(Data records)
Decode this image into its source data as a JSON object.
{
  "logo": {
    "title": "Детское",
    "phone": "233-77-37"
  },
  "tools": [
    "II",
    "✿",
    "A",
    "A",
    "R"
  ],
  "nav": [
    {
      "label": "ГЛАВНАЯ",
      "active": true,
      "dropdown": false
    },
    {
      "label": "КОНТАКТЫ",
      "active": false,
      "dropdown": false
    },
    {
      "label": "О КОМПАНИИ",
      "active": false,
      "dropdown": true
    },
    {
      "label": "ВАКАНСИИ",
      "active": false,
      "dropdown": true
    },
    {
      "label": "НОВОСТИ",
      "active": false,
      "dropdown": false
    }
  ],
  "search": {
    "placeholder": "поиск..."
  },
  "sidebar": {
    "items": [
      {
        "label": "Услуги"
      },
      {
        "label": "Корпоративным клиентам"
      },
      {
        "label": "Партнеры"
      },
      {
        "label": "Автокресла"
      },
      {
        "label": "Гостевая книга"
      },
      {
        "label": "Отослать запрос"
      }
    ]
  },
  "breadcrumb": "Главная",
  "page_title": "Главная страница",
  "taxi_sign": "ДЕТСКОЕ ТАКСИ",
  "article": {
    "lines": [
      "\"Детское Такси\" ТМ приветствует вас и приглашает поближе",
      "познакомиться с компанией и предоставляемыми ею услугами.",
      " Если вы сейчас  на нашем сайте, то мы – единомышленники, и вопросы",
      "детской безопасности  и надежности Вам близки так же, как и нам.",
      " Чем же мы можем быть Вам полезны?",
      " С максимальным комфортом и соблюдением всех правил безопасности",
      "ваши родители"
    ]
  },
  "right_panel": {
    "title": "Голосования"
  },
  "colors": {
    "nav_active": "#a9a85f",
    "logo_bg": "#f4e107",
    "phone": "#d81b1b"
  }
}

• Direction: Print all of the entries exactly as they are written.

• Exercise result:
Decode this image into its source data as a JSON object.
{
  "logo": {
    "title": "Детское",
    "phone": "233-77-37"
  },
  "tools": [
    "II",
    "✿",
    "A",
    "A",
    "R"
  ],
  "nav": [
    {
      "label": "ГЛАВНАЯ",
      "active": true,
      "dropdown": false
    },
    {
      "label": "КОНТАКТЫ",
      "active": false,
      "dropdown": false
    },
    {
      "label": "О КОМПАНИИ",
      "active": false,
      "dropdown": true
    },
    {
      "label": "ВАКАНСИИ",
      "active": false,
      "dropdown": true
    },
    {
      "label": "НОВОСТИ",
      "active": false,
      "dropdown": false
    }
  ],
  "search": {
    "placeholder": "поиск..."
  },
  "sidebar": {
    "items": [
      {
        "label": "Услуги"
      },
      {
        "label": "Корпоративным клиентам"
      },
      {
        "label": "Партнеры"
      },
      {
        "label": "Автокресла"
      },
      {
        "label": "Гостевая книга"
      },
      {
        "label": "Отослать запрос"
      }
    ]
  },
  "breadcrumb": "Главная",
  "page_title": "Главная страница",
  "taxi_sign": "ДЕТСКОЕ ТАКСИ",
  "article": {
    "lines": [
      "\"Детское Такси\" ТМ приветствует вас и приглашает поближе",
      "познакомиться с компанией и предоставляемыми ею услугами.",
      " Если вы сейчас  на нашем сайте, то мы – единомышленники, и вопросы",
      "детской безопасности  и надежности Вам близки так же, как и нам.",
      " Чем же мы можем быть Вам полезны?",
      " С максимальным комфортом и соблюдением всех правил безопасности",
      "ваши родители"
    ]
  },
  "right_panel": {
    "title": "Голосования"
  },
  "colors": {
    "nav_active": "#a9a85f",
    "logo_bg": "#f4e107",
    "phone": "#d81b1b"
  }
}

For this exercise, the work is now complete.